** START OF Stored records **

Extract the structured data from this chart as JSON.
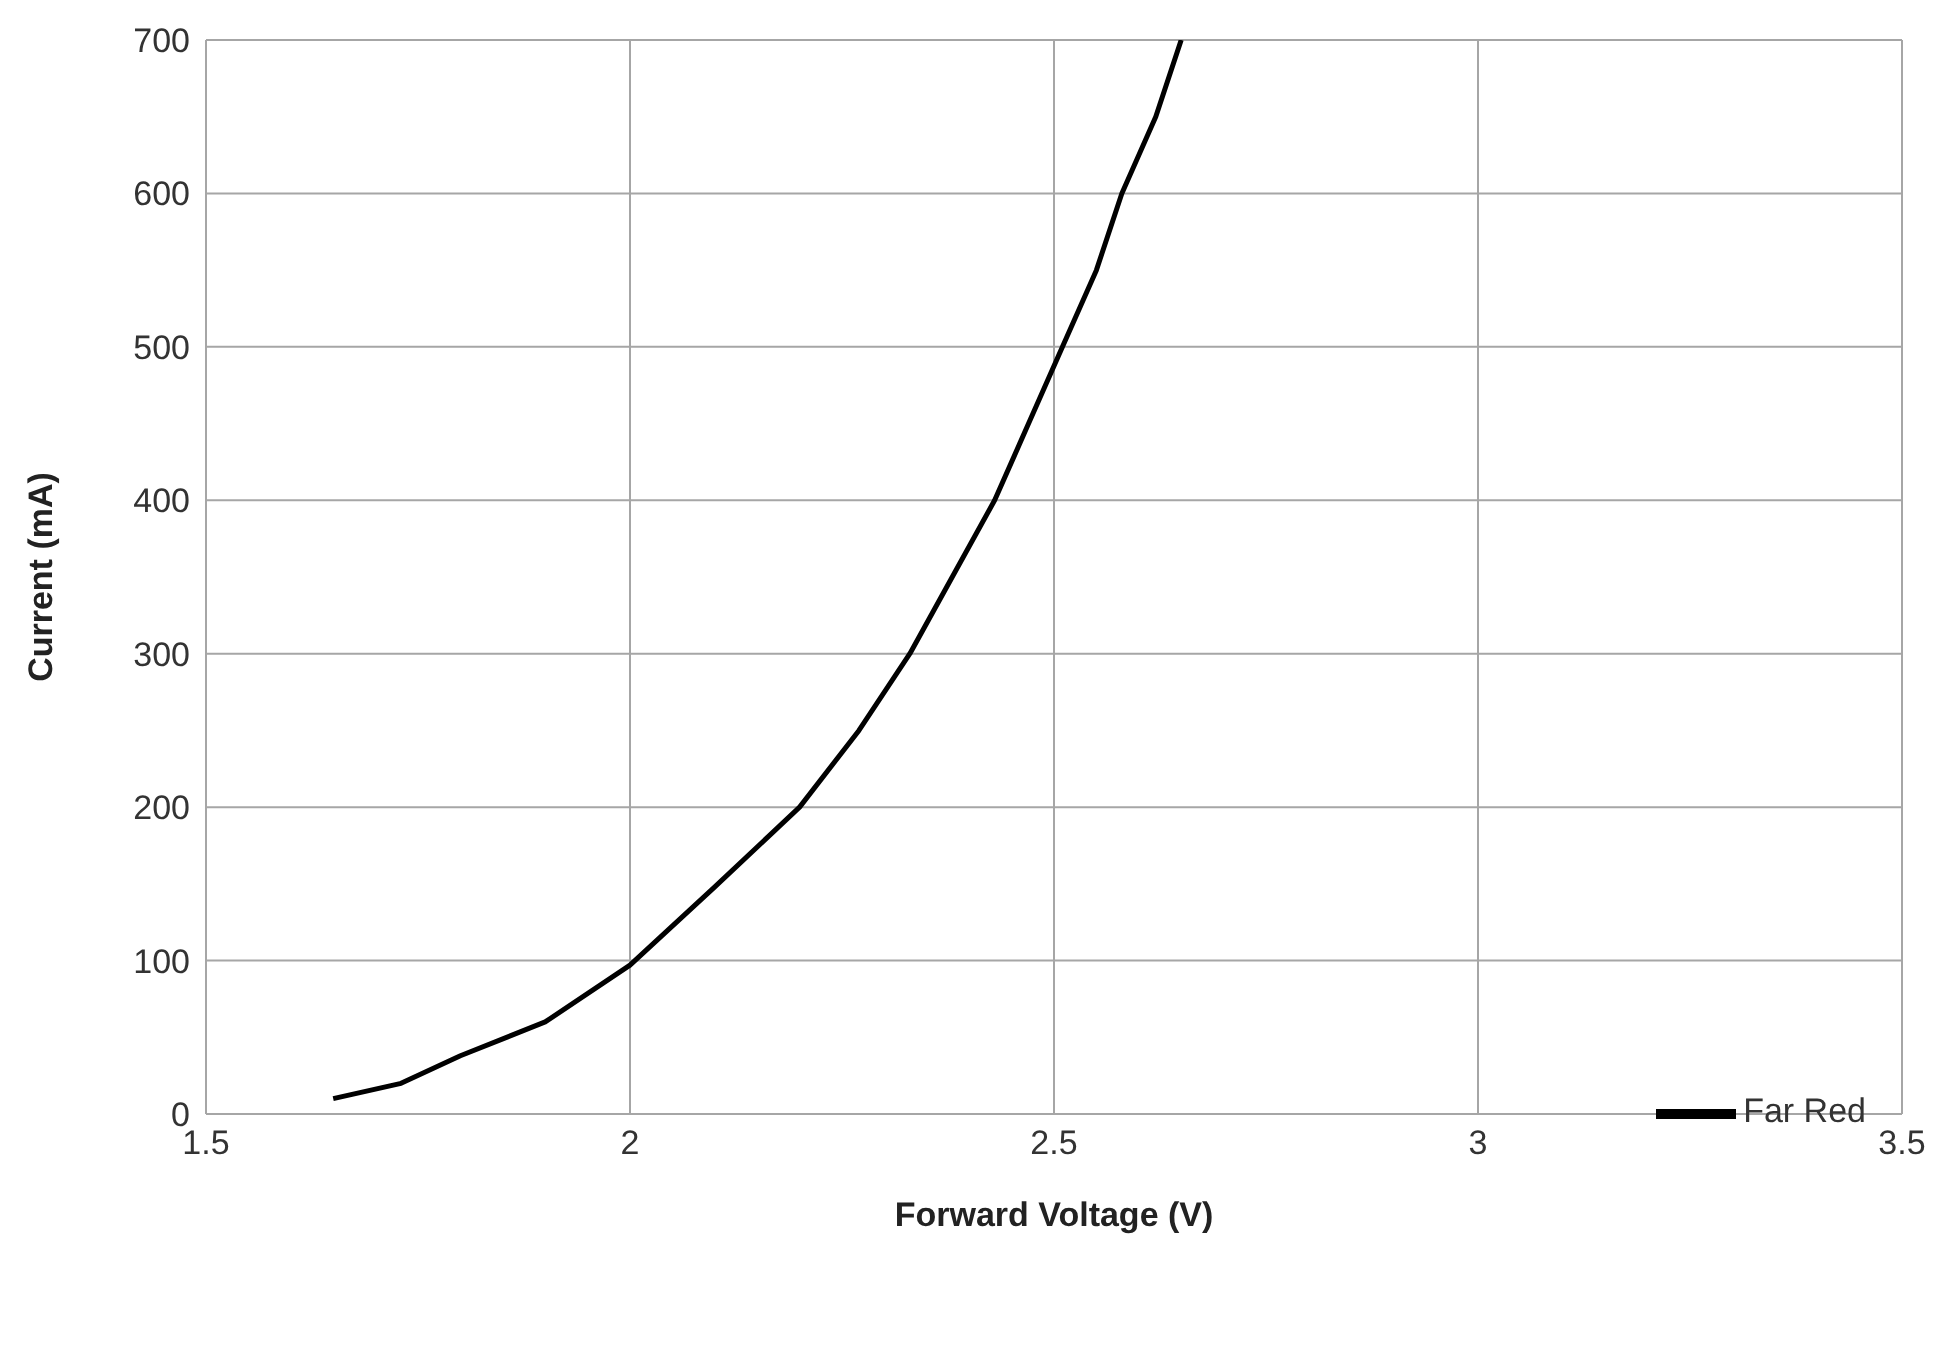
{
  "chart_data": {
    "type": "line",
    "xlabel": "Forward Voltage  (V)",
    "ylabel": "Current (mA)",
    "xlim": [
      1.5,
      3.5
    ],
    "xticks": [
      1.5,
      2,
      2.5,
      3,
      3.5
    ],
    "ylim": [
      0,
      700
    ],
    "yticks": [
      0,
      100,
      200,
      300,
      400,
      500,
      600,
      700
    ],
    "grid": true,
    "legend": "bottom right",
    "marker": "none",
    "line_style": "solid",
    "series": [
      {
        "name": "Far Red",
        "color": "#000000",
        "x": [
          1.65,
          1.73,
          1.8,
          1.9,
          2.0,
          2.1,
          2.2,
          2.27,
          2.33,
          2.38,
          2.43,
          2.47,
          2.51,
          2.55,
          2.58,
          2.62,
          2.65
        ],
        "values": [
          10,
          20,
          38,
          60,
          97,
          148,
          200,
          250,
          300,
          350,
          400,
          450,
          500,
          550,
          600,
          650,
          700
        ]
      }
    ]
  }
}
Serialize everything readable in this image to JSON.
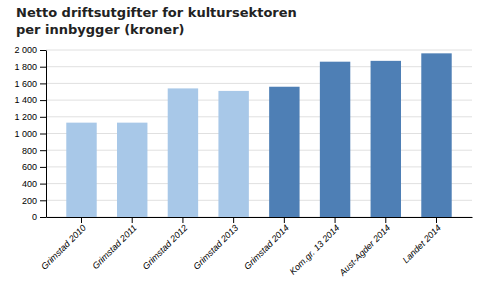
{
  "chart_data": {
    "type": "bar",
    "title": "Netto driftsutgifter for kultursektoren",
    "subtitle": "per innbygger (kroner)",
    "categories": [
      "Grimstad 2010",
      "Grimstad 2011",
      "Grimstad 2012",
      "Grimstad 2013",
      "Grimstad 2014",
      "Kom.gr. 13 2014",
      "Aust-Agder 2014",
      "Landet 2014"
    ],
    "values": [
      1130,
      1130,
      1540,
      1510,
      1560,
      1860,
      1870,
      1960
    ],
    "colors": [
      "#a8c8e8",
      "#a8c8e8",
      "#a8c8e8",
      "#a8c8e8",
      "#4e7fb5",
      "#4e7fb5",
      "#4e7fb5",
      "#4e7fb5"
    ],
    "ylim": [
      0,
      2000
    ],
    "yticks": [
      0,
      200,
      400,
      600,
      800,
      {
        "value": 1000,
        "label": "1 000"
      },
      {
        "value": 1200,
        "label": "1 200"
      },
      {
        "value": 1400,
        "label": "1 400"
      },
      {
        "value": 1600,
        "label": "1 600"
      },
      {
        "value": 1800,
        "label": "1 800"
      },
      {
        "value": 2000,
        "label": "2 000"
      }
    ],
    "grid": true
  }
}
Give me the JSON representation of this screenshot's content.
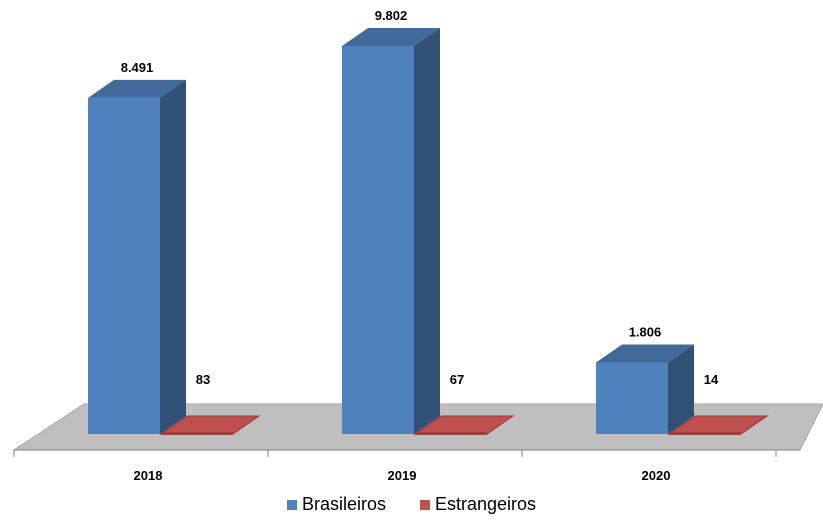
{
  "chart_data": {
    "type": "bar",
    "categories": [
      "2018",
      "2019",
      "2020"
    ],
    "series": [
      {
        "name": "Brasileiros",
        "values": [
          8491,
          9802,
          1806
        ],
        "labels": [
          "8.491",
          "9.802",
          "1.806"
        ],
        "color": "#4F81BD"
      },
      {
        "name": "Estrangeiros",
        "values": [
          83,
          67,
          14
        ],
        "labels": [
          "83",
          "67",
          "14"
        ],
        "color": "#C0504D"
      }
    ],
    "title": "",
    "xlabel": "",
    "ylabel": "",
    "ylim": [
      0,
      9802
    ],
    "grid": false,
    "legend_position": "bottom",
    "style": "3d-column"
  }
}
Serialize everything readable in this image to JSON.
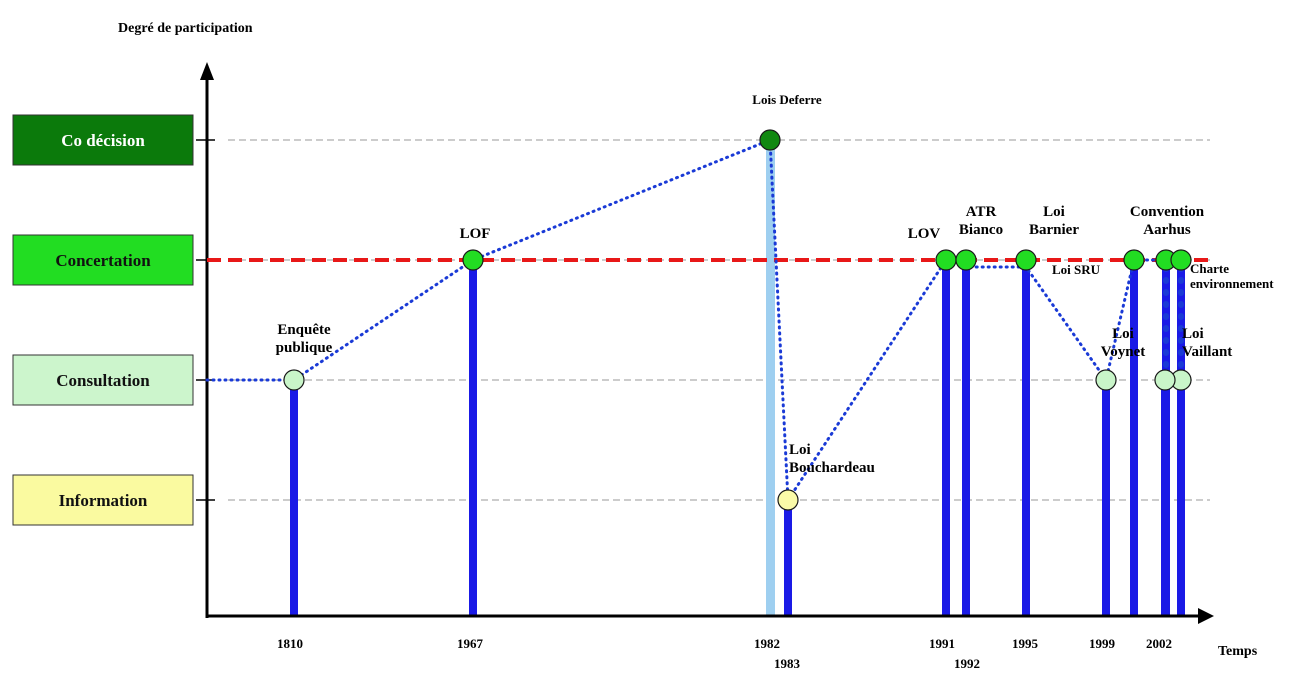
{
  "chart_data": {
    "type": "line",
    "ylabel": "Degré de participation",
    "xlabel": "Temps",
    "levels": [
      {
        "name": "Co décision",
        "fill": "#0b7a0b",
        "text_color": "#ffffff"
      },
      {
        "name": "Concertation",
        "fill": "#22dd22",
        "text_color": "#111111"
      },
      {
        "name": "Consultation",
        "fill": "#ccf5cc",
        "text_color": "#111111"
      },
      {
        "name": "Information",
        "fill": "#fafaa0",
        "text_color": "#111111"
      }
    ],
    "threshold_level": "Concertation",
    "x_ticks": [
      "1810",
      "1967",
      "1982",
      "1983",
      "1991",
      "1992",
      "1995",
      "1999",
      "2002"
    ],
    "events": [
      {
        "label": "Enquête publique",
        "year": 1810,
        "level": "Consultation"
      },
      {
        "label": "LOF",
        "year": 1967,
        "level": "Concertation"
      },
      {
        "label": "Lois Deferre",
        "year": 1982,
        "level": "Co décision"
      },
      {
        "label": "Loi Bouchardeau",
        "year": 1983,
        "level": "Information"
      },
      {
        "label": "LOV",
        "year": 1991,
        "level": "Concertation"
      },
      {
        "label": "ATR Bianco",
        "year": 1992,
        "level": "Concertation"
      },
      {
        "label": "Loi Barnier",
        "year": 1995,
        "level": "Concertation"
      },
      {
        "label": "Loi Voynet",
        "year": 1999,
        "level": "Consultation"
      },
      {
        "label": "Loi SRU",
        "year": 2000,
        "level": "Concertation"
      },
      {
        "label": "Convention Aarhus",
        "year": 2002,
        "level": "Concertation"
      },
      {
        "label": "Charte environnement",
        "year": 2002,
        "level": "Concertation"
      },
      {
        "label": "Loi Vaillant",
        "year": 2002,
        "level": "Consultation"
      }
    ],
    "colors": {
      "bar": "#1a1ae6",
      "bar_highlight": "#9ecff0",
      "dotted_path": "#1a3ad6",
      "threshold_line": "#e81818",
      "grid": "#999999",
      "marker_consultation": "#c9f5c9",
      "marker_information": "#fafaa8",
      "marker_concertation": "#22dd22",
      "marker_codecision": "#118811"
    }
  }
}
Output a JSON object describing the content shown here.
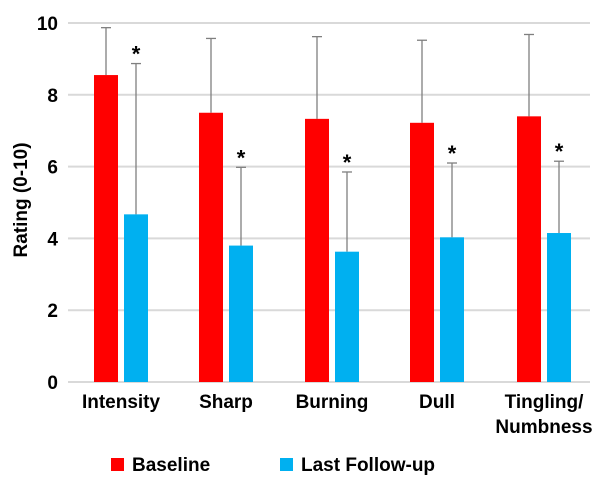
{
  "chart_data": {
    "type": "bar",
    "categories": [
      "Intensity",
      "Sharp",
      "Burning",
      "Dull",
      "Tingling/ Numbness"
    ],
    "category_lines": [
      [
        "Intensity"
      ],
      [
        "Sharp"
      ],
      [
        "Burning"
      ],
      [
        "Dull"
      ],
      [
        "Tingling/",
        "Numbness"
      ]
    ],
    "ylabel": "Rating (0-10)",
    "xlabel": "",
    "title": "",
    "ylim": [
      0,
      10
    ],
    "yticks": [
      0,
      2,
      4,
      6,
      8,
      10
    ],
    "grid": true,
    "legend_position": "bottom",
    "series": [
      {
        "name": "Baseline",
        "color": "#ff0000",
        "values": [
          8.55,
          7.5,
          7.33,
          7.22,
          7.4
        ],
        "error_upper": [
          9.87,
          9.57,
          9.62,
          9.52,
          9.68
        ]
      },
      {
        "name": "Last Follow-up",
        "color": "#00b0f0",
        "values": [
          4.67,
          3.8,
          3.63,
          4.03,
          4.15
        ],
        "error_upper": [
          8.87,
          5.98,
          5.85,
          6.1,
          6.15
        ],
        "significance": [
          "*",
          "*",
          "*",
          "*",
          "*"
        ]
      }
    ],
    "colors": {
      "grid": "#d9d9d9",
      "error_bar": "#7f7f7f",
      "axis": "#d9d9d9"
    }
  }
}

** END OF Stored records **

== Task objective ==
Each line in the records above should be reproduced exactly; images are not copied.

== Answer to this exercise ==
Extract the structured data from this chart as JSON.
{
  "chart_data": {
    "type": "line",
    "xlabel": "Forward Voltage  (V)",
    "ylabel": "Current (mA)",
    "xlim": [
      1.5,
      3.5
    ],
    "xticks": [
      1.5,
      2,
      2.5,
      3,
      3.5
    ],
    "ylim": [
      0,
      700
    ],
    "yticks": [
      0,
      100,
      200,
      300,
      400,
      500,
      600,
      700
    ],
    "grid": true,
    "legend": "bottom right",
    "marker": "none",
    "line_style": "solid",
    "series": [
      {
        "name": "Far Red",
        "color": "#000000",
        "x": [
          1.65,
          1.73,
          1.8,
          1.9,
          2.0,
          2.1,
          2.2,
          2.27,
          2.33,
          2.38,
          2.43,
          2.47,
          2.51,
          2.55,
          2.58,
          2.62,
          2.65
        ],
        "values": [
          10,
          20,
          38,
          60,
          97,
          148,
          200,
          250,
          300,
          350,
          400,
          450,
          500,
          550,
          600,
          650,
          700
        ]
      }
    ]
  }
}
Serialize everything readable in this image to JSON.
{
  "chart_data": {
    "type": "bar",
    "title": "Netto driftsutgifter for kultursektoren",
    "subtitle": "per innbygger (kroner)",
    "categories": [
      "Grimstad 2010",
      "Grimstad 2011",
      "Grimstad 2012",
      "Grimstad 2013",
      "Grimstad 2014",
      "Kom.gr. 13 2014",
      "Aust-Agder 2014",
      "Landet 2014"
    ],
    "values": [
      1130,
      1130,
      1540,
      1510,
      1560,
      1860,
      1870,
      1960
    ],
    "colors": [
      "#a8c8e8",
      "#a8c8e8",
      "#a8c8e8",
      "#a8c8e8",
      "#4e7fb5",
      "#4e7fb5",
      "#4e7fb5",
      "#4e7fb5"
    ],
    "ylim": [
      0,
      2000
    ],
    "yticks": [
      0,
      200,
      400,
      600,
      800,
      {
        "value": 1000,
        "label": "1 000"
      },
      {
        "value": 1200,
        "label": "1 200"
      },
      {
        "value": 1400,
        "label": "1 400"
      },
      {
        "value": 1600,
        "label": "1 600"
      },
      {
        "value": 1800,
        "label": "1 800"
      },
      {
        "value": 2000,
        "label": "2 000"
      }
    ],
    "grid": true
  }
}
Give me the JSON representation of this screenshot's content.
{
  "chart_data": {
    "type": "bar",
    "categories": [
      "2018",
      "2019",
      "2020"
    ],
    "series": [
      {
        "name": "Brasileiros",
        "values": [
          8491,
          9802,
          1806
        ],
        "labels": [
          "8.491",
          "9.802",
          "1.806"
        ],
        "color": "#4F81BD"
      },
      {
        "name": "Estrangeiros",
        "values": [
          83,
          67,
          14
        ],
        "labels": [
          "83",
          "67",
          "14"
        ],
        "color": "#C0504D"
      }
    ],
    "title": "",
    "xlabel": "",
    "ylabel": "",
    "ylim": [
      0,
      9802
    ],
    "grid": false,
    "legend_position": "bottom",
    "style": "3d-column"
  }
}
Serialize everything readable in this image to JSON.
{
  "chart_data": {
    "type": "line",
    "ylabel": "Degré de participation",
    "xlabel": "Temps",
    "levels": [
      {
        "name": "Co décision",
        "fill": "#0b7a0b",
        "text_color": "#ffffff"
      },
      {
        "name": "Concertation",
        "fill": "#22dd22",
        "text_color": "#111111"
      },
      {
        "name": "Consultation",
        "fill": "#ccf5cc",
        "text_color": "#111111"
      },
      {
        "name": "Information",
        "fill": "#fafaa0",
        "text_color": "#111111"
      }
    ],
    "threshold_level": "Concertation",
    "x_ticks": [
      "1810",
      "1967",
      "1982",
      "1983",
      "1991",
      "1992",
      "1995",
      "1999",
      "2002"
    ],
    "events": [
      {
        "label": "Enquête publique",
        "year": 1810,
        "level": "Consultation"
      },
      {
        "label": "LOF",
        "year": 1967,
        "level": "Concertation"
      },
      {
        "label": "Lois Deferre",
        "year": 1982,
        "level": "Co décision"
      },
      {
        "label": "Loi Bouchardeau",
        "year": 1983,
        "level": "Information"
      },
      {
        "label": "LOV",
        "year": 1991,
        "level": "Concertation"
      },
      {
        "label": "ATR Bianco",
        "year": 1992,
        "level": "Concertation"
      },
      {
        "label": "Loi Barnier",
        "year": 1995,
        "level": "Concertation"
      },
      {
        "label": "Loi Voynet",
        "year": 1999,
        "level": "Consultation"
      },
      {
        "label": "Loi SRU",
        "year": 2000,
        "level": "Concertation"
      },
      {
        "label": "Convention Aarhus",
        "year": 2002,
        "level": "Concertation"
      },
      {
        "label": "Charte environnement",
        "year": 2002,
        "level": "Concertation"
      },
      {
        "label": "Loi Vaillant",
        "year": 2002,
        "level": "Consultation"
      }
    ],
    "colors": {
      "bar": "#1a1ae6",
      "bar_highlight": "#9ecff0",
      "dotted_path": "#1a3ad6",
      "threshold_line": "#e81818",
      "grid": "#999999",
      "marker_consultation": "#c9f5c9",
      "marker_information": "#fafaa8",
      "marker_concertation": "#22dd22",
      "marker_codecision": "#118811"
    }
  }
}
Output a JSON object describing the content shown here.
{
  "chart_data": {
    "type": "bar",
    "categories": [
      "Intensity",
      "Sharp",
      "Burning",
      "Dull",
      "Tingling/ Numbness"
    ],
    "category_lines": [
      [
        "Intensity"
      ],
      [
        "Sharp"
      ],
      [
        "Burning"
      ],
      [
        "Dull"
      ],
      [
        "Tingling/",
        "Numbness"
      ]
    ],
    "ylabel": "Rating (0-10)",
    "xlabel": "",
    "title": "",
    "ylim": [
      0,
      10
    ],
    "yticks": [
      0,
      2,
      4,
      6,
      8,
      10
    ],
    "grid": true,
    "legend_position": "bottom",
    "series": [
      {
        "name": "Baseline",
        "color": "#ff0000",
        "values": [
          8.55,
          7.5,
          7.33,
          7.22,
          7.4
        ],
        "error_upper": [
          9.87,
          9.57,
          9.62,
          9.52,
          9.68
        ]
      },
      {
        "name": "Last Follow-up",
        "color": "#00b0f0",
        "values": [
          4.67,
          3.8,
          3.63,
          4.03,
          4.15
        ],
        "error_upper": [
          8.87,
          5.98,
          5.85,
          6.1,
          6.15
        ],
        "significance": [
          "*",
          "*",
          "*",
          "*",
          "*"
        ]
      }
    ],
    "colors": {
      "grid": "#d9d9d9",
      "error_bar": "#7f7f7f",
      "axis": "#d9d9d9"
    }
  }
}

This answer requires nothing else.